A block of data:

---

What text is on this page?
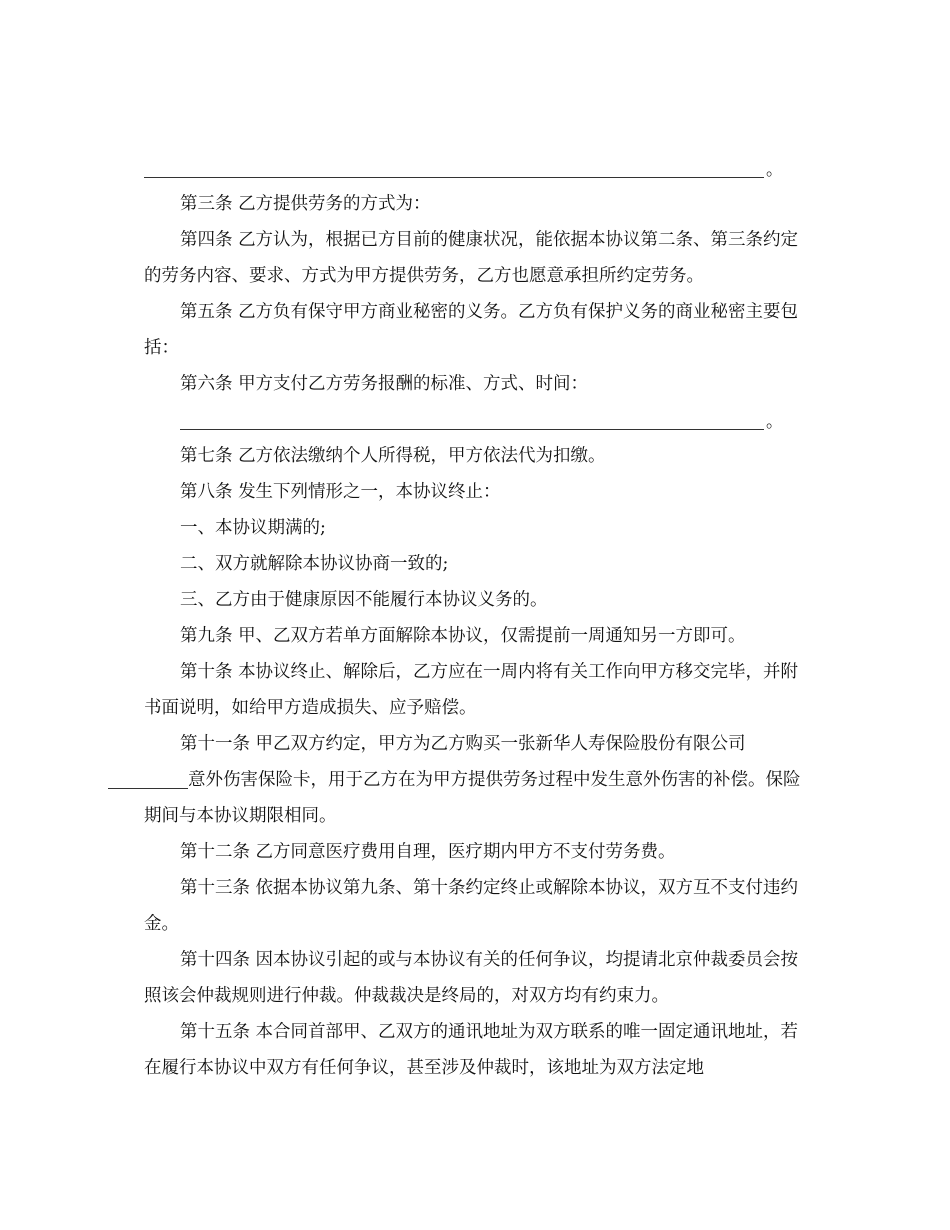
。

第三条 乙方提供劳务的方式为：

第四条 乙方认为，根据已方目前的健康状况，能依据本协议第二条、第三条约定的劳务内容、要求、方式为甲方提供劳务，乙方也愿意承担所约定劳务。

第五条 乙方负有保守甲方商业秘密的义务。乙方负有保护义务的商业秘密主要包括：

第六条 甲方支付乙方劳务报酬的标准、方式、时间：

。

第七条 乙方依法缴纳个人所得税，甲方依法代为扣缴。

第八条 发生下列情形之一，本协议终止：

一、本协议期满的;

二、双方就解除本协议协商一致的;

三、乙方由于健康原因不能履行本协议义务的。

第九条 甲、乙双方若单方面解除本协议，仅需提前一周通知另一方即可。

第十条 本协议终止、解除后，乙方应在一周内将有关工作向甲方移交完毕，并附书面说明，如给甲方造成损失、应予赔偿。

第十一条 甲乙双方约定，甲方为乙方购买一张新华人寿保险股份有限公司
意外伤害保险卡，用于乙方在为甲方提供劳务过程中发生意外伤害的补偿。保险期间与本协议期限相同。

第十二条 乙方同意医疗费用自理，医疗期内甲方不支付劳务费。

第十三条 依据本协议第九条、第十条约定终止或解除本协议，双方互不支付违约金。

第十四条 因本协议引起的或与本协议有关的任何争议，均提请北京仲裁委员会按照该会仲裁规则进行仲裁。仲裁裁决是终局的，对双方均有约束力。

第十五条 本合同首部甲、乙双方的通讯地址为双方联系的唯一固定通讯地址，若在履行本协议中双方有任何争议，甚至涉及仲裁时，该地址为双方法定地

---

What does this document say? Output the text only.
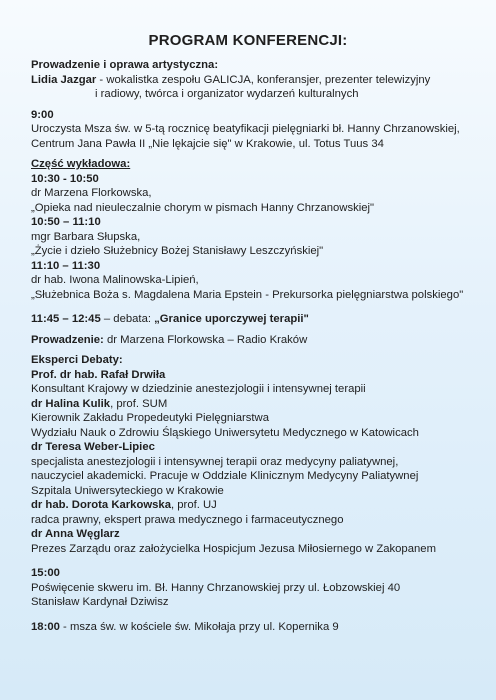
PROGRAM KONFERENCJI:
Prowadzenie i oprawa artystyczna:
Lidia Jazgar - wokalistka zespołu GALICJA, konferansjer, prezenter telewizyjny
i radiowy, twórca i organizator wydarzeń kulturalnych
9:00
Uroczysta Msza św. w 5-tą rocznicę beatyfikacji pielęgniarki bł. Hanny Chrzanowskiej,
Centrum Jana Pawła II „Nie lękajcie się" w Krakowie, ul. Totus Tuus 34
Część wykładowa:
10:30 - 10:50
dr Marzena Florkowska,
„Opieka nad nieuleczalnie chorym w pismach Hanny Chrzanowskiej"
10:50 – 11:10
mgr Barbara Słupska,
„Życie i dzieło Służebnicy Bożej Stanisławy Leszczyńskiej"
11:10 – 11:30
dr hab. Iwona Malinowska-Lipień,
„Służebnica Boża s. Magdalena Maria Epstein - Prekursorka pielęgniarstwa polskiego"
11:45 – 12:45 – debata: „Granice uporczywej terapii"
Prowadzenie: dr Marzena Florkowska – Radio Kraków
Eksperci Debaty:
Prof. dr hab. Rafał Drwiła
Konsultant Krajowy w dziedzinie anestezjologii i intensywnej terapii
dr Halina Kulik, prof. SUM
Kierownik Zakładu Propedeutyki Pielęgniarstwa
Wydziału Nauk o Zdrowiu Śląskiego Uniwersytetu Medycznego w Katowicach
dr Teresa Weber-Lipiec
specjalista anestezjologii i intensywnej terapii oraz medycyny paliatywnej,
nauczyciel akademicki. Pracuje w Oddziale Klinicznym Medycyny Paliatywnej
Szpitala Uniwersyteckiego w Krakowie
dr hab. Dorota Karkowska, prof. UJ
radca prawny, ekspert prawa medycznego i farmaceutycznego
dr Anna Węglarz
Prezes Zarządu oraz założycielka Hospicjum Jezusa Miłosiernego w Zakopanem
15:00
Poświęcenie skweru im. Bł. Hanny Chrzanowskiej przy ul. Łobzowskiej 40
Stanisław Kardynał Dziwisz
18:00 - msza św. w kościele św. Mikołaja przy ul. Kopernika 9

---

- **WHAT IS ASKED**:
Make a list of all lines in the data that contain "Chrzanowskiej".

- **EXPECTED OUTPUT**:
Uroczysta Msza św. w 5-tą rocznicę beatyfikacji pielęgniarki bł. Hanny Chrzanowskiej,
„Opieka nad nieuleczalnie chorym w pismach Hanny Chrzanowskiej"
Poświęcenie skweru im. Bł. Hanny Chrzanowskiej przy ul. Łobzowskiej 40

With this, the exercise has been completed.